* _WHAT YOU SHOULD DO_
Give only a count of the lines that include the string "photometry".

_ _ _

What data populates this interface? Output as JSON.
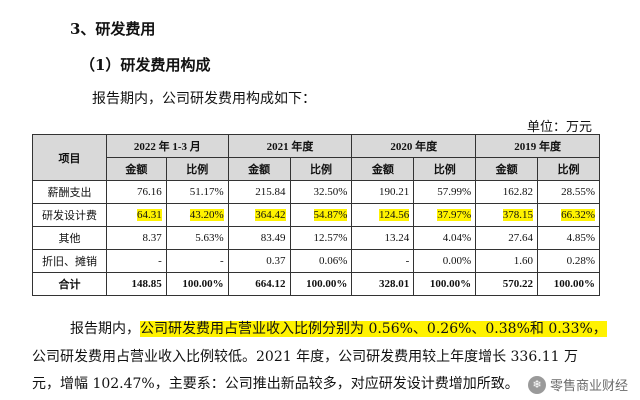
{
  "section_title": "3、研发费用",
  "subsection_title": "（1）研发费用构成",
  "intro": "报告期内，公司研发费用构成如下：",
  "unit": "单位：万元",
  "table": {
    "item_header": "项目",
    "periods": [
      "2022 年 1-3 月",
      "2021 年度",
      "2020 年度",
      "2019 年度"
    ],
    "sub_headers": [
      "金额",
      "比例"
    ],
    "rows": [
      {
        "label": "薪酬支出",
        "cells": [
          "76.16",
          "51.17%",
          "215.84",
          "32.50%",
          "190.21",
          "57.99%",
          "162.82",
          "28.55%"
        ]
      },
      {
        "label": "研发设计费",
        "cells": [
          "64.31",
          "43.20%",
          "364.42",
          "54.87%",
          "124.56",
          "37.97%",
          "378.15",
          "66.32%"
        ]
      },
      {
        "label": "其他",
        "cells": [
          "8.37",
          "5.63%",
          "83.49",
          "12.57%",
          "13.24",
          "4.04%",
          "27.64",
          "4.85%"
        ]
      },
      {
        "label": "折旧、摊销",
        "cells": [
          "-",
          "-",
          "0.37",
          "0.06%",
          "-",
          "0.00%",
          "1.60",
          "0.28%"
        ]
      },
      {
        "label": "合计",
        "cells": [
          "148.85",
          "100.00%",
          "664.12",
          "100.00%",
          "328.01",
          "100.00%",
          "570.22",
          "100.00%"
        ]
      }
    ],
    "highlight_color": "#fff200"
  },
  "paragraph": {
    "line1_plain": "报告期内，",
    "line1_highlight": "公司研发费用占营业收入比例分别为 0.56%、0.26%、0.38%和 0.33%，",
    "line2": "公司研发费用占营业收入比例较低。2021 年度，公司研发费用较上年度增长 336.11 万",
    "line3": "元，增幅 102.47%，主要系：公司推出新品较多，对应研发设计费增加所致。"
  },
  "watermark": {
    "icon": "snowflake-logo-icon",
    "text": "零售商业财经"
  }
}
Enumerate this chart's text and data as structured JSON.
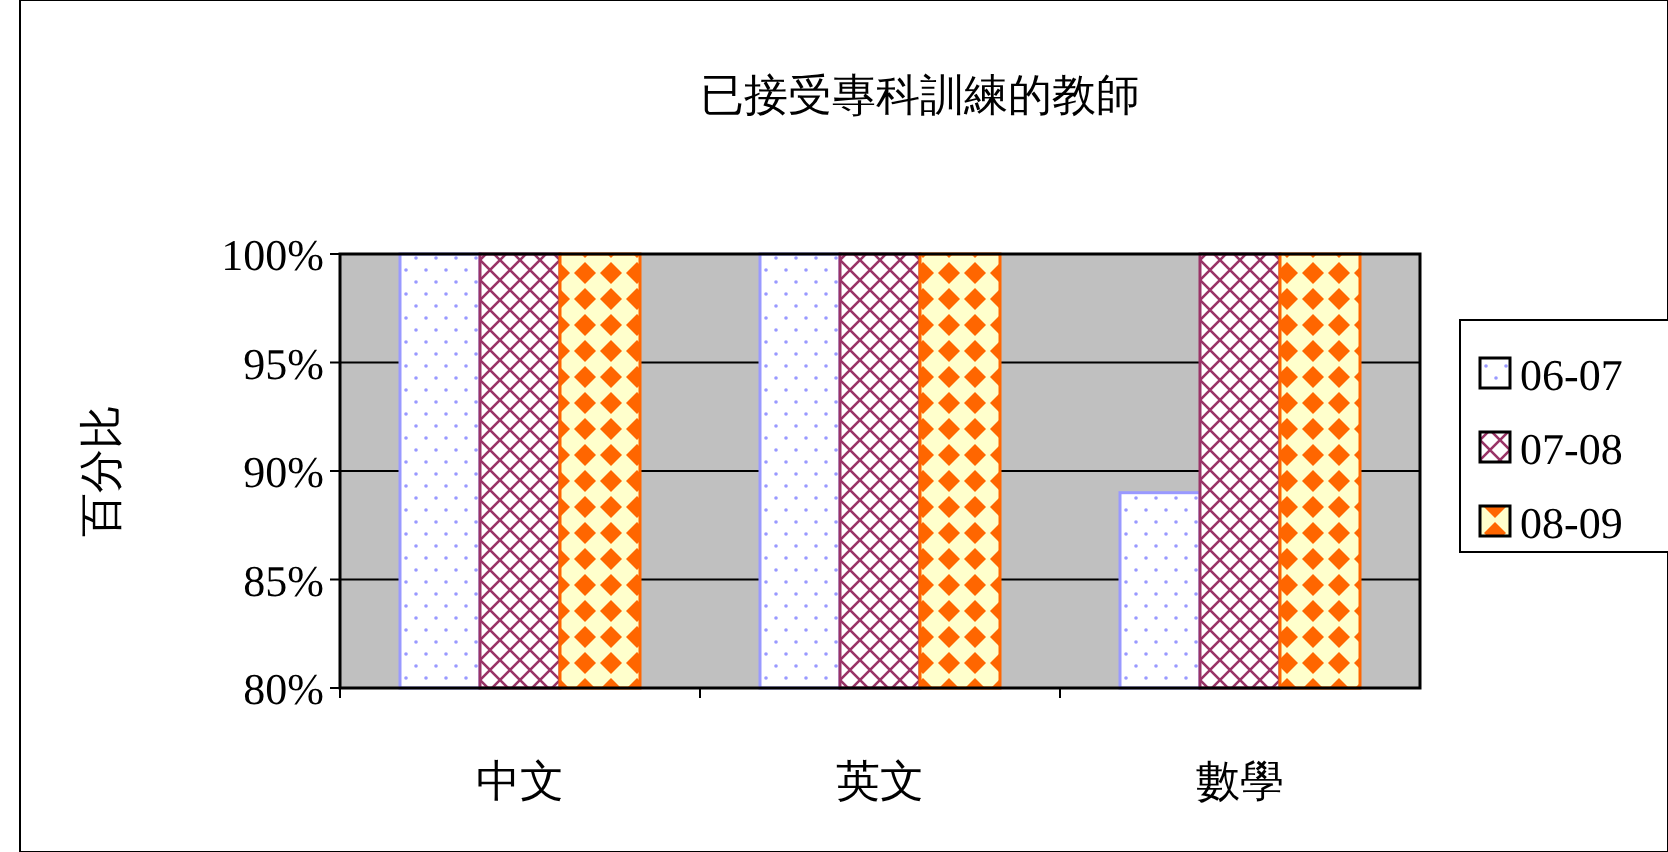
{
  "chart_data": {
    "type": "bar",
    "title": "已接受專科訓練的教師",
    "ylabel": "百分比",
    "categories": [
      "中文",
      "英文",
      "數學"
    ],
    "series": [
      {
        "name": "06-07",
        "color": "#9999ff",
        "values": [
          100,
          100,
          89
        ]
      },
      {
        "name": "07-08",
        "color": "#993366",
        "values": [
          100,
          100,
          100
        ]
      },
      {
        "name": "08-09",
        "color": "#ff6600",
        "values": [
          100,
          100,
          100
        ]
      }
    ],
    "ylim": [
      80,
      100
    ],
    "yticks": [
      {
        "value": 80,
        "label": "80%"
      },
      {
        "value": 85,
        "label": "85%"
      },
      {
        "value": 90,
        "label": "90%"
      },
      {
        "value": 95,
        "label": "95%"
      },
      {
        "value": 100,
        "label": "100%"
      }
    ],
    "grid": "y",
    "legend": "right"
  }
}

_ _ _

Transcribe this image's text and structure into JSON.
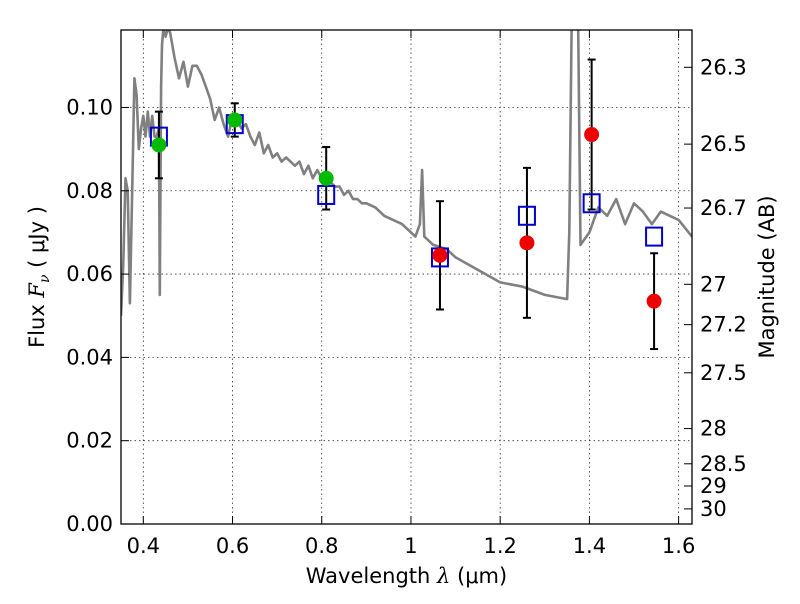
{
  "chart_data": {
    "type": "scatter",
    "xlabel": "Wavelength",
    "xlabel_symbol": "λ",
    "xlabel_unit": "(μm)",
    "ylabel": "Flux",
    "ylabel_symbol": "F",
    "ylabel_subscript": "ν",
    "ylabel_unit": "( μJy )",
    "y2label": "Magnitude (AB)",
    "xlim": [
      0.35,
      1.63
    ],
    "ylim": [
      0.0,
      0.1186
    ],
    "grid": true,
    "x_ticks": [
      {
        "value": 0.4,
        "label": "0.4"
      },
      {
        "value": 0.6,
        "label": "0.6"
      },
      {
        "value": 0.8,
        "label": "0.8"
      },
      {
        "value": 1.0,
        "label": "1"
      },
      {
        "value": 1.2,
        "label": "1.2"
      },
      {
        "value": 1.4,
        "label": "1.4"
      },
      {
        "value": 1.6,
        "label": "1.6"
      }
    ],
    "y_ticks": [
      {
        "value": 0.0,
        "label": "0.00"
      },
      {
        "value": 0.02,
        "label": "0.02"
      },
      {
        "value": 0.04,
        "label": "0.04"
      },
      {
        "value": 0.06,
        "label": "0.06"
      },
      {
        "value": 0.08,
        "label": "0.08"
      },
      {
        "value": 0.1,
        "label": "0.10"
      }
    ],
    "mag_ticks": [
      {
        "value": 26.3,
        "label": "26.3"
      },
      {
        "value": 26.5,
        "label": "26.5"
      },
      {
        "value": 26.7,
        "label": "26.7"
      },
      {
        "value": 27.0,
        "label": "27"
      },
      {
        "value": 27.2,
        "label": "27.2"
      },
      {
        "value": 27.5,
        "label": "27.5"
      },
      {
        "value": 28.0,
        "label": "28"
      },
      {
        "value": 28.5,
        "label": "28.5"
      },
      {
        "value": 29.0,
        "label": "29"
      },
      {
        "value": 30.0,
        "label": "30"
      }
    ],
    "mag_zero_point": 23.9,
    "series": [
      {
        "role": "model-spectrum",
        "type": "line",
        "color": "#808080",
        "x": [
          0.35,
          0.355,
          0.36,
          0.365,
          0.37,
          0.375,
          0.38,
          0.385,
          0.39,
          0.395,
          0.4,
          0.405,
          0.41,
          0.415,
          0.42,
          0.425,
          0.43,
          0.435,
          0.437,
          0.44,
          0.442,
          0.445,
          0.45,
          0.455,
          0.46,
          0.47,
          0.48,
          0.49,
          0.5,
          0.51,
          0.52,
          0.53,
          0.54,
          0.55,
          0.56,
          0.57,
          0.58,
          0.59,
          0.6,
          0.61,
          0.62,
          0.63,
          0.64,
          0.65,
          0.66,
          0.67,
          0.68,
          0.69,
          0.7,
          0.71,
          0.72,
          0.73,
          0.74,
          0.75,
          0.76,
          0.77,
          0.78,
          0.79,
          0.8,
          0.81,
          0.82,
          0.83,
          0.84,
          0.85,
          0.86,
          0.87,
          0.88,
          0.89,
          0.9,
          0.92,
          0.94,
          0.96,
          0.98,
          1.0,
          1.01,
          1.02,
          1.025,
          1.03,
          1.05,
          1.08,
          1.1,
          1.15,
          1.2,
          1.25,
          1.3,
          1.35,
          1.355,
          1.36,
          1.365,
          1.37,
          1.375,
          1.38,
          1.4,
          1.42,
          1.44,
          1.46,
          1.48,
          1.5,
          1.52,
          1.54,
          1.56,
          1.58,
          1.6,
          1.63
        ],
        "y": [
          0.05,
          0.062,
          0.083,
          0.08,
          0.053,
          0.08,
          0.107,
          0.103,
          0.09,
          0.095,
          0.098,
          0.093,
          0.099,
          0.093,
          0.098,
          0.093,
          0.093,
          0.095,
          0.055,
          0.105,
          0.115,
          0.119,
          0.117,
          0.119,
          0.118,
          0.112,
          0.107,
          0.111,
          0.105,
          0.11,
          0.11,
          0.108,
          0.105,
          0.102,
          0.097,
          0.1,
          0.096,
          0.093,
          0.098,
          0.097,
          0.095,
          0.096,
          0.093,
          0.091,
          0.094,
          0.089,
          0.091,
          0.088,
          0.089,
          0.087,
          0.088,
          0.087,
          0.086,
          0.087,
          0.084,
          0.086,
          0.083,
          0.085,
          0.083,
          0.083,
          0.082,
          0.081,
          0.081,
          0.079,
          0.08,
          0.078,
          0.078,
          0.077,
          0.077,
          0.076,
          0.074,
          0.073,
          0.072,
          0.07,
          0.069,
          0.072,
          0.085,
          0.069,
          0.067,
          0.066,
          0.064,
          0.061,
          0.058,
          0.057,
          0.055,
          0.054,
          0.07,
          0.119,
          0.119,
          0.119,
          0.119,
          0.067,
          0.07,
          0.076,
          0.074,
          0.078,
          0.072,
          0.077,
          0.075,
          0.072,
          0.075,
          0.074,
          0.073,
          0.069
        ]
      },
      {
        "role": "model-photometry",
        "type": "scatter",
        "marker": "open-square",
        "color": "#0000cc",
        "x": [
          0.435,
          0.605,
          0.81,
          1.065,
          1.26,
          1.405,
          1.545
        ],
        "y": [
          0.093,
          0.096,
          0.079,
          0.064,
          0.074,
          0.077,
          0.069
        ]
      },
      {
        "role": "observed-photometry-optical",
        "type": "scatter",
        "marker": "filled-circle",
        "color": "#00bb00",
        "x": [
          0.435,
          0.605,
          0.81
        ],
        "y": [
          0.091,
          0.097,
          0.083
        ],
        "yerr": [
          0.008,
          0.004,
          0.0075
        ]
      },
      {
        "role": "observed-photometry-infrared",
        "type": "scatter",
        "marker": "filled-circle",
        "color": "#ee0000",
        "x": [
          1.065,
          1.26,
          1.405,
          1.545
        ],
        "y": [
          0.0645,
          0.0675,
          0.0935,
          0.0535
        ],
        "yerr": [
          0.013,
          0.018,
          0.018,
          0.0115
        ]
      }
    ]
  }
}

_ _ _

* _THE ANSWER_
3